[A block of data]

-- Start --

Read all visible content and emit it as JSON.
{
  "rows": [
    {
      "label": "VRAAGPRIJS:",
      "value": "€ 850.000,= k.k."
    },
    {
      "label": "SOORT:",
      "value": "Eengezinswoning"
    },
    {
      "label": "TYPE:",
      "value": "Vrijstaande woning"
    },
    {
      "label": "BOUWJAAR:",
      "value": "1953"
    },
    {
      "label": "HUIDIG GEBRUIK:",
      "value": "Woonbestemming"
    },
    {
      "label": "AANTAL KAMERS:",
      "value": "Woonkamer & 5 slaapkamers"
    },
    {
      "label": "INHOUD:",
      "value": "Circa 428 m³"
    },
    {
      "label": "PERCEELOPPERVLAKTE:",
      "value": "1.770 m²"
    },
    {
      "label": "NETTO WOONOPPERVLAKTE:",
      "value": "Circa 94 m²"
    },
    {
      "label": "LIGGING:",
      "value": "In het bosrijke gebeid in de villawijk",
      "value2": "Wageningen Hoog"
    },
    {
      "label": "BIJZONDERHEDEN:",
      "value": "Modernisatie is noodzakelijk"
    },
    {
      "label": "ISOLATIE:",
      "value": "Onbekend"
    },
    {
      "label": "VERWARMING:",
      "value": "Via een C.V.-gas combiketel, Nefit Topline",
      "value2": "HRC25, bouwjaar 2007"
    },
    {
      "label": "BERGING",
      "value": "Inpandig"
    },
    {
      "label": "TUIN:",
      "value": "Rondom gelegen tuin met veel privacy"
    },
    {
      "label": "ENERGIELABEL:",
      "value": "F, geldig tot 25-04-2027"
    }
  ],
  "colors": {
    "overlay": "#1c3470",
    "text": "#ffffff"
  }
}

-- End --

Copy out the data shown above without altering anything.

* _FULL OUTPUT_:
Read all visible content and emit it as JSON.
{
  "rows": [
    {
      "label": "VRAAGPRIJS:",
      "value": "€ 850.000,= k.k."
    },
    {
      "label": "SOORT:",
      "value": "Eengezinswoning"
    },
    {
      "label": "TYPE:",
      "value": "Vrijstaande woning"
    },
    {
      "label": "BOUWJAAR:",
      "value": "1953"
    },
    {
      "label": "HUIDIG GEBRUIK:",
      "value": "Woonbestemming"
    },
    {
      "label": "AANTAL KAMERS:",
      "value": "Woonkamer & 5 slaapkamers"
    },
    {
      "label": "INHOUD:",
      "value": "Circa 428 m³"
    },
    {
      "label": "PERCEELOPPERVLAKTE:",
      "value": "1.770 m²"
    },
    {
      "label": "NETTO WOONOPPERVLAKTE:",
      "value": "Circa 94 m²"
    },
    {
      "label": "LIGGING:",
      "value": "In het bosrijke gebeid in de villawijk",
      "value2": "Wageningen Hoog"
    },
    {
      "label": "BIJZONDERHEDEN:",
      "value": "Modernisatie is noodzakelijk"
    },
    {
      "label": "ISOLATIE:",
      "value": "Onbekend"
    },
    {
      "label": "VERWARMING:",
      "value": "Via een C.V.-gas combiketel, Nefit Topline",
      "value2": "HRC25, bouwjaar 2007"
    },
    {
      "label": "BERGING",
      "value": "Inpandig"
    },
    {
      "label": "TUIN:",
      "value": "Rondom gelegen tuin met veel privacy"
    },
    {
      "label": "ENERGIELABEL:",
      "value": "F, geldig tot 25-04-2027"
    }
  ],
  "colors": {
    "overlay": "#1c3470",
    "text": "#ffffff"
  }
}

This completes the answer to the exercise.